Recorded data
^^^^^^^^

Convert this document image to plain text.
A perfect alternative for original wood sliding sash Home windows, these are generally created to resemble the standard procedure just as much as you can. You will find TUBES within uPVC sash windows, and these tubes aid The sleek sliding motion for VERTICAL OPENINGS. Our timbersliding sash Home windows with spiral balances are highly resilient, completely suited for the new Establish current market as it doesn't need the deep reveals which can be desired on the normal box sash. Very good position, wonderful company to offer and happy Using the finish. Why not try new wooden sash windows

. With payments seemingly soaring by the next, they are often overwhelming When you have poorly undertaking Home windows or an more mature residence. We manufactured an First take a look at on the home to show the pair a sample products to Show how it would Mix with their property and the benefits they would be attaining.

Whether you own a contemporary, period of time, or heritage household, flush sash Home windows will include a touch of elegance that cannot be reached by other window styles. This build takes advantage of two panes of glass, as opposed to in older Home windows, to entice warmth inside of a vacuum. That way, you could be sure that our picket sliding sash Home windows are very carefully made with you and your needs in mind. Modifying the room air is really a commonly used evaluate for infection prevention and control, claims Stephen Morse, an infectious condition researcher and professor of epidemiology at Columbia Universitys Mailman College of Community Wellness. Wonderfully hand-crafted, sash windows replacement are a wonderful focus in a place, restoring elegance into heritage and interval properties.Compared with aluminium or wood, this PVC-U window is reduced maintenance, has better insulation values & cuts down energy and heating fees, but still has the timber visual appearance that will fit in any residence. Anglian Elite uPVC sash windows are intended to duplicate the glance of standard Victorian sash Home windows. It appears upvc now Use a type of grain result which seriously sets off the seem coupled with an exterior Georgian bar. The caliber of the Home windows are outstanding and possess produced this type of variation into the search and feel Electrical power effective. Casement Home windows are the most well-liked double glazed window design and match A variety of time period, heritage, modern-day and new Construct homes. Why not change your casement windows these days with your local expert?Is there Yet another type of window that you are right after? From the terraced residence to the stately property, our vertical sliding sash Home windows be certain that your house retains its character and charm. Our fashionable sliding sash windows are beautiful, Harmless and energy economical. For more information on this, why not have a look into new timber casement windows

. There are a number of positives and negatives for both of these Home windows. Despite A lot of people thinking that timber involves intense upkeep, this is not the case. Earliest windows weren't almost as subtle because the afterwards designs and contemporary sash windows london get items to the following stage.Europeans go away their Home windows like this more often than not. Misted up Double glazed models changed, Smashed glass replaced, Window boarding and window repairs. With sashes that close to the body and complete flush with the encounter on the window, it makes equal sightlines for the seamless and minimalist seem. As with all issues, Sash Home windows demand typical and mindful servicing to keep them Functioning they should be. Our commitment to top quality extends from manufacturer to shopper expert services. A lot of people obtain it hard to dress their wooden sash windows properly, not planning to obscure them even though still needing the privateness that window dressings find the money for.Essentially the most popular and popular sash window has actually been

^^^^^^^^

- [Exercise] Transcribe every line of the data, exactly as it stands.

- [Correct answer]
Convert this document image to plain text.
A perfect alternative for original wood sliding sash Home windows, these are generally created to resemble the standard procedure just as much as you can. You will find TUBES within uPVC sash windows, and these tubes aid The sleek sliding motion for VERTICAL OPENINGS. Our timbersliding sash Home windows with spiral balances are highly resilient, completely suited for the new Establish current market as it doesn't need the deep reveals which can be desired on the normal box sash. Very good position, wonderful company to offer and happy Using the finish. Why not try new wooden sash windows

. With payments seemingly soaring by the next, they are often overwhelming When you have poorly undertaking Home windows or an more mature residence. We manufactured an First take a look at on the home to show the pair a sample products to Show how it would Mix with their property and the benefits they would be attaining.

Whether you own a contemporary, period of time, or heritage household, flush sash Home windows will include a touch of elegance that cannot be reached by other window styles. This build takes advantage of two panes of glass, as opposed to in older Home windows, to entice warmth inside of a vacuum. That way, you could be sure that our picket sliding sash Home windows are very carefully made with you and your needs in mind. Modifying the room air is really a commonly used evaluate for infection prevention and control, claims Stephen Morse, an infectious condition researcher and professor of epidemiology at Columbia Universitys Mailman College of Community Wellness. Wonderfully hand-crafted, sash windows replacement are a wonderful focus in a place, restoring elegance into heritage and interval properties.Compared with aluminium or wood, this PVC-U window is reduced maintenance, has better insulation values & cuts down energy and heating fees, but still has the timber visual appearance that will fit in any residence. Anglian Elite uPVC sash windows are intended to duplicate the glance of standard Victorian sash Home windows. It appears upvc now Use a type of grain result which seriously sets off the seem coupled with an exterior Georgian bar. The caliber of the Home windows are outstanding and possess produced this type of variation into the search and feel Electrical power effective. Casement Home windows are the most well-liked double glazed window design and match A variety of time period, heritage, modern-day and new Construct homes. Why not change your casement windows these days with your local expert?Is there Yet another type of window that you are right after? From the terraced residence to the stately property, our vertical sliding sash Home windows be certain that your house retains its character and charm. Our fashionable sliding sash windows are beautiful, Harmless and energy economical. For more information on this, why not have a look into new timber casement windows

. There are a number of positives and negatives for both of these Home windows. Despite A lot of people thinking that timber involves intense upkeep, this is not the case. Earliest windows weren't almost as subtle because the afterwards designs and contemporary sash windows london get items to the following stage.Europeans go away their Home windows like this more often than not. Misted up Double glazed models changed, Smashed glass replaced, Window boarding and window repairs. With sashes that close to the body and complete flush with the encounter on the window, it makes equal sightlines for the seamless and minimalist seem. As with all issues, Sash Home windows demand typical and mindful servicing to keep them Functioning they should be. Our commitment to top quality extends from manufacturer to shopper expert services. A lot of people obtain it hard to dress their wooden sash windows properly, not planning to obscure them even though still needing the privateness that window dressings find the money for.Essentially the most popular and popular sash window has actually been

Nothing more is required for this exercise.